TEXT BLOCK ->
..........
ON THE PICKET LINE
Seattle newspaper strike
imminent
Over
900 Pacific Northwest Newspaper Guild members, along with 180 Teamsters Local
763 members, voted Nov. 15 to strike against the Seattle Times and the Seattle
Post-Intelligencer. The Guild represents reporters, photographers, sales and
customer service representatives, composing room workers and others. The
Teamsters represent the mailers--the workers who assemble the newspaper
sections.
Delivery
drivers represented by Teamsters Local 174 and press operators represented by
Graphic Communications International Union Local 767-M have pledged to honor the
picket lines.
The
Post-Intelligencer is a Hearst Corporation paper. Knight-Ridder owns 49.5
percent of the Seattle Times and the Blethen family owns 50.5 percent. Both
papers are produced by the Seattle Times under a joint operation agreement.
The
Guild has set a strike deadline for 12:01 a.m. on Nov. 21. The date was chosen
to disrupt production of the Thanksgiving Day paper, the largest and most
profitable edition of the year. The deadline was announced Nov. 15 at a rally of
hundreds of Guild members, Teamsters and supporters. It was held across the
street from the Seattle Times' downtown headquarters.
The
Times responded by erecting a chain-link fence around that facility and the
suburban printing plant. Jack-booted security goons were brought in from Detroit
to guard the hallways and offices. Threatening letters have gone out to all the
workers.
Rather
than intimidating anyone, these measures are strengthening the workers' resolve.
A
strike headquarters has been set up in the Bricklayers Hall and pledges of
support and material aid are flowing in. A strike paper--to be called The Union
Record--is in the works. The original Union Record was a radical labor paper
published during the 1919 Seattle General Strike.
On
Nov. 18 the unions held picket-captain training conducted by Boeing engineers
and technical workers. Over 400 workers attended. The Boeing workers' union is
donating its phone bank and expertise. Boeing workers won a strike last spring
against the giant airplane and weapons builder.
The
newspaper workers have been without a contract since July 22. Workers at both
papers are demanding an end to the erosion of their wages and the two-tier pay
scale. Consumer prices have gone up 43.9 percent in the Seattle area over the
last 10 years. But the Guild contract minimum wage has gone up only 21 percent.
It's
not like the bosses are broke. The Blethen family recently bought a string of
newspapers in Maine for $212 million. They're paying off that investment in five
years rather than the 10 originally projected. A suburban printing plant was
also paid off ahead of schedule. The downtown Seattle Times facility is
currently being remodeled into a Blethen showcase. Hearst, meanwhile, is
involved in a $700-million-plus takeover of the San Francisco Chronicle.
Both
papers are flush with cash. Their average annual take is 21 percent profits.
Newspaper workers are demanding to share in the wealth they create.
--
Charles (Kaz)
Suzat
Asst.
Chapel Chair
GCIU
767-M
Seattle
Times Chapel
Amazon.union?
..........
RECORDED DATA ->
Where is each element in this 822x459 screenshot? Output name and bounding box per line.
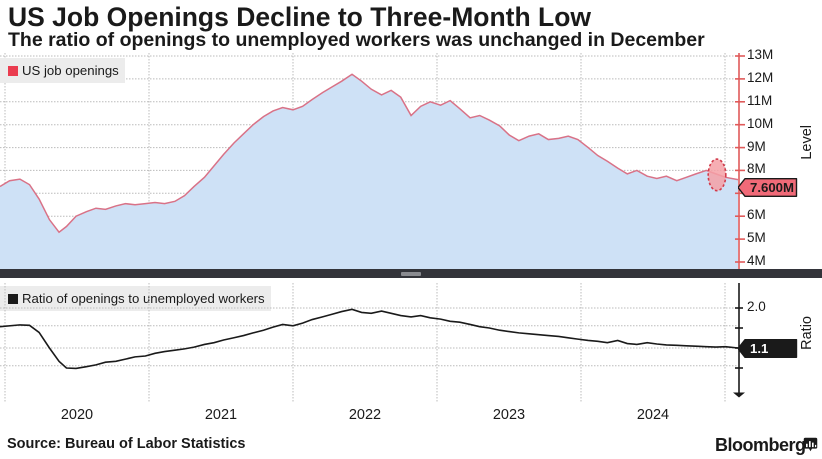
..........
OBJECTIVE -> According to the Seattle newspaper strike article, what deadline did the Guild set for the strike? Leave the listing out of this work.

OUTPUT FOR THIS TASK -> 12:01 a.m. on Nov. 21.